→ **Data supplied**
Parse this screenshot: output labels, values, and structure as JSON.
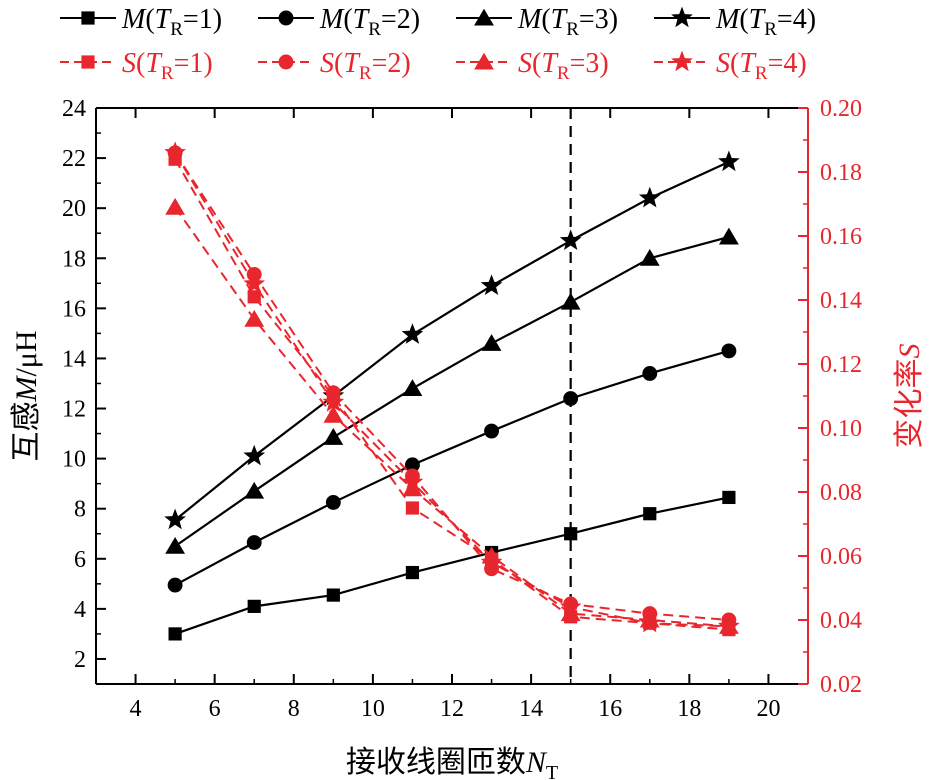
{
  "chart_data": {
    "type": "line",
    "xlabel": "接收线圈匝数N_T",
    "xlabel_parts": {
      "main": "接收线圈匝数",
      "italic": "N",
      "sub": "T"
    },
    "ylabel_left": "互感M/μH",
    "ylabel_left_parts": {
      "main": "互感",
      "italic": "M",
      "unit": "/μH"
    },
    "ylabel_right": "变化率S",
    "ylabel_right_parts": {
      "main": "变化率",
      "italic": "S"
    },
    "x_range": [
      3,
      21
    ],
    "y_left_range": [
      1,
      24
    ],
    "y_right_range": [
      0.02,
      0.2
    ],
    "x_ticks": [
      4,
      6,
      8,
      10,
      12,
      14,
      16,
      18,
      20
    ],
    "x_tick_labels": [
      "4",
      "6",
      "8",
      "10",
      "12",
      "14",
      "16",
      "18",
      "20"
    ],
    "y_left_ticks": [
      2,
      4,
      6,
      8,
      10,
      12,
      14,
      16,
      18,
      20,
      22,
      24
    ],
    "y_left_tick_labels": [
      "2",
      "4",
      "6",
      "8",
      "10",
      "12",
      "14",
      "16",
      "18",
      "20",
      "22",
      "24"
    ],
    "y_right_ticks": [
      0.02,
      0.04,
      0.06,
      0.08,
      0.1,
      0.12,
      0.14,
      0.16,
      0.18,
      0.2
    ],
    "y_right_tick_labels": [
      "0.02",
      "0.04",
      "0.06",
      "0.08",
      "0.10",
      "0.12",
      "0.14",
      "0.16",
      "0.18",
      "0.20"
    ],
    "vline_x": 15,
    "x": [
      5,
      7,
      9,
      11,
      13,
      15,
      17,
      19
    ],
    "series": [
      {
        "name": "M(T_R=1)",
        "label_var": "M",
        "tr": "1",
        "axis": "left",
        "marker": "square",
        "color": "#000000",
        "dashed": false,
        "values": [
          3.0,
          4.1,
          4.55,
          5.45,
          6.25,
          7.0,
          7.8,
          8.45
        ]
      },
      {
        "name": "M(T_R=2)",
        "label_var": "M",
        "tr": "2",
        "axis": "left",
        "marker": "circle",
        "color": "#000000",
        "dashed": false,
        "values": [
          4.95,
          6.65,
          8.25,
          9.75,
          11.1,
          12.4,
          13.4,
          14.3
        ]
      },
      {
        "name": "M(T_R=3)",
        "label_var": "M",
        "tr": "3",
        "axis": "left",
        "marker": "triangle",
        "color": "#000000",
        "dashed": false,
        "values": [
          6.5,
          8.7,
          10.85,
          12.8,
          14.6,
          16.25,
          18.0,
          18.85
        ]
      },
      {
        "name": "M(T_R=4)",
        "label_var": "M",
        "tr": "4",
        "axis": "left",
        "marker": "star",
        "color": "#000000",
        "dashed": false,
        "values": [
          7.55,
          10.1,
          12.5,
          14.95,
          16.9,
          18.7,
          20.4,
          21.85
        ]
      },
      {
        "name": "S(T_R=1)",
        "label_var": "S",
        "tr": "1",
        "axis": "right",
        "marker": "square",
        "color": "#e8262d",
        "dashed": true,
        "values": [
          0.184,
          0.141,
          0.11,
          0.075,
          0.059,
          0.041,
          0.039,
          0.037
        ]
      },
      {
        "name": "S(T_R=2)",
        "label_var": "S",
        "tr": "2",
        "axis": "right",
        "marker": "circle",
        "color": "#e8262d",
        "dashed": true,
        "values": [
          0.186,
          0.148,
          0.111,
          0.085,
          0.056,
          0.045,
          0.042,
          0.04
        ]
      },
      {
        "name": "S(T_R=3)",
        "label_var": "S",
        "tr": "3",
        "axis": "right",
        "marker": "triangle",
        "color": "#e8262d",
        "dashed": true,
        "values": [
          0.169,
          0.134,
          0.104,
          0.081,
          0.06,
          0.042,
          0.04,
          0.038
        ]
      },
      {
        "name": "S(T_R=4)",
        "label_var": "S",
        "tr": "4",
        "axis": "right",
        "marker": "star",
        "color": "#e8262d",
        "dashed": true,
        "values": [
          0.186,
          0.145,
          0.108,
          0.083,
          0.058,
          0.044,
          0.039,
          0.038
        ]
      }
    ],
    "legend_placement": "top"
  }
}
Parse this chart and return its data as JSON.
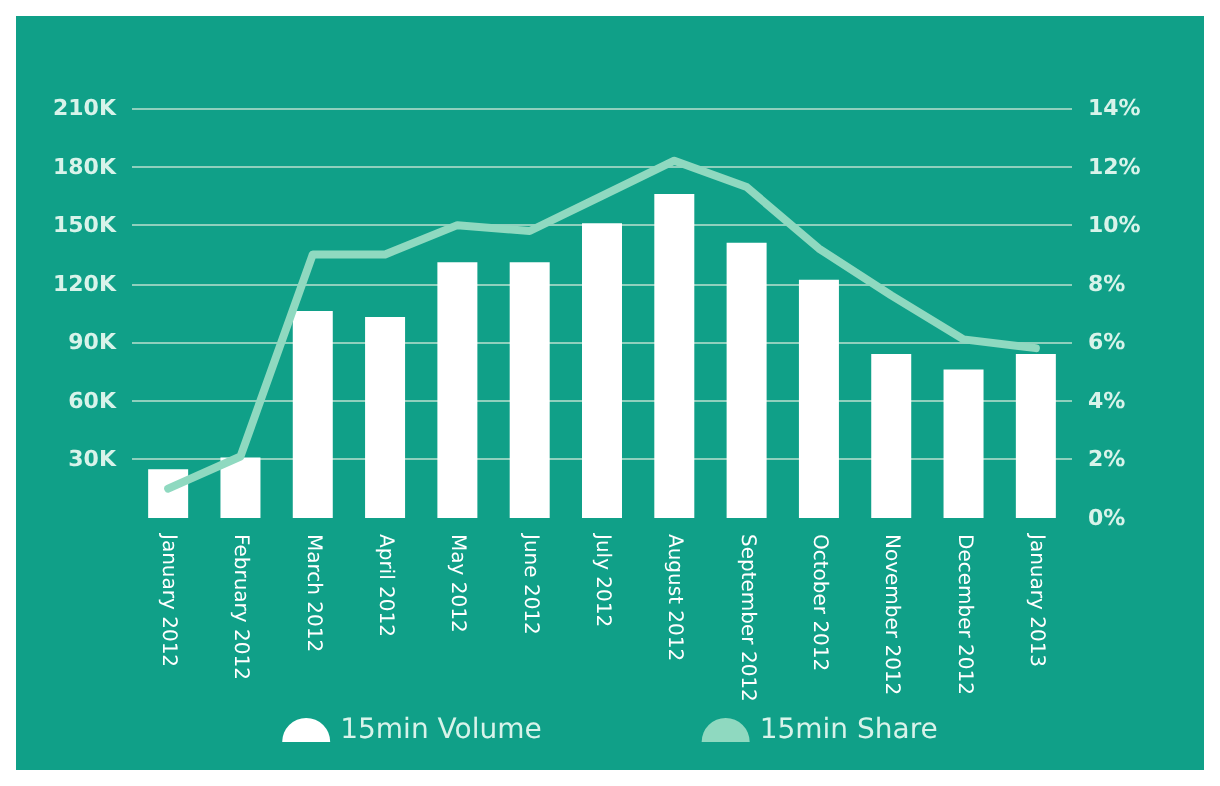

→ **Prompt**
Restate every record exactly, please; do not copy the pictures.

→ **The reply**
Parse this screenshot: output labels, values, and structure as JSON.
{
  "chart_data": {
    "type": "line",
    "xlabel": "接收线圈匝数N_T",
    "xlabel_parts": {
      "main": "接收线圈匝数",
      "italic": "N",
      "sub": "T"
    },
    "ylabel_left": "互感M/μH",
    "ylabel_left_parts": {
      "main": "互感",
      "italic": "M",
      "unit": "/μH"
    },
    "ylabel_right": "变化率S",
    "ylabel_right_parts": {
      "main": "变化率",
      "italic": "S"
    },
    "x_range": [
      3,
      21
    ],
    "y_left_range": [
      1,
      24
    ],
    "y_right_range": [
      0.02,
      0.2
    ],
    "x_ticks": [
      4,
      6,
      8,
      10,
      12,
      14,
      16,
      18,
      20
    ],
    "x_tick_labels": [
      "4",
      "6",
      "8",
      "10",
      "12",
      "14",
      "16",
      "18",
      "20"
    ],
    "y_left_ticks": [
      2,
      4,
      6,
      8,
      10,
      12,
      14,
      16,
      18,
      20,
      22,
      24
    ],
    "y_left_tick_labels": [
      "2",
      "4",
      "6",
      "8",
      "10",
      "12",
      "14",
      "16",
      "18",
      "20",
      "22",
      "24"
    ],
    "y_right_ticks": [
      0.02,
      0.04,
      0.06,
      0.08,
      0.1,
      0.12,
      0.14,
      0.16,
      0.18,
      0.2
    ],
    "y_right_tick_labels": [
      "0.02",
      "0.04",
      "0.06",
      "0.08",
      "0.10",
      "0.12",
      "0.14",
      "0.16",
      "0.18",
      "0.20"
    ],
    "vline_x": 15,
    "x": [
      5,
      7,
      9,
      11,
      13,
      15,
      17,
      19
    ],
    "series": [
      {
        "name": "M(T_R=1)",
        "label_var": "M",
        "tr": "1",
        "axis": "left",
        "marker": "square",
        "color": "#000000",
        "dashed": false,
        "values": [
          3.0,
          4.1,
          4.55,
          5.45,
          6.25,
          7.0,
          7.8,
          8.45
        ]
      },
      {
        "name": "M(T_R=2)",
        "label_var": "M",
        "tr": "2",
        "axis": "left",
        "marker": "circle",
        "color": "#000000",
        "dashed": false,
        "values": [
          4.95,
          6.65,
          8.25,
          9.75,
          11.1,
          12.4,
          13.4,
          14.3
        ]
      },
      {
        "name": "M(T_R=3)",
        "label_var": "M",
        "tr": "3",
        "axis": "left",
        "marker": "triangle",
        "color": "#000000",
        "dashed": false,
        "values": [
          6.5,
          8.7,
          10.85,
          12.8,
          14.6,
          16.25,
          18.0,
          18.85
        ]
      },
      {
        "name": "M(T_R=4)",
        "label_var": "M",
        "tr": "4",
        "axis": "left",
        "marker": "star",
        "color": "#000000",
        "dashed": false,
        "values": [
          7.55,
          10.1,
          12.5,
          14.95,
          16.9,
          18.7,
          20.4,
          21.85
        ]
      },
      {
        "name": "S(T_R=1)",
        "label_var": "S",
        "tr": "1",
        "axis": "right",
        "marker": "square",
        "color": "#e8262d",
        "dashed": true,
        "values": [
          0.184,
          0.141,
          0.11,
          0.075,
          0.059,
          0.041,
          0.039,
          0.037
        ]
      },
      {
        "name": "S(T_R=2)",
        "label_var": "S",
        "tr": "2",
        "axis": "right",
        "marker": "circle",
        "color": "#e8262d",
        "dashed": true,
        "values": [
          0.186,
          0.148,
          0.111,
          0.085,
          0.056,
          0.045,
          0.042,
          0.04
        ]
      },
      {
        "name": "S(T_R=3)",
        "label_var": "S",
        "tr": "3",
        "axis": "right",
        "marker": "triangle",
        "color": "#e8262d",
        "dashed": true,
        "values": [
          0.169,
          0.134,
          0.104,
          0.081,
          0.06,
          0.042,
          0.04,
          0.038
        ]
      },
      {
        "name": "S(T_R=4)",
        "label_var": "S",
        "tr": "4",
        "axis": "right",
        "marker": "star",
        "color": "#e8262d",
        "dashed": true,
        "values": [
          0.186,
          0.145,
          0.108,
          0.083,
          0.058,
          0.044,
          0.039,
          0.038
        ]
      }
    ],
    "legend_placement": "top"
  }
}
Parse this chart and return its data as JSON.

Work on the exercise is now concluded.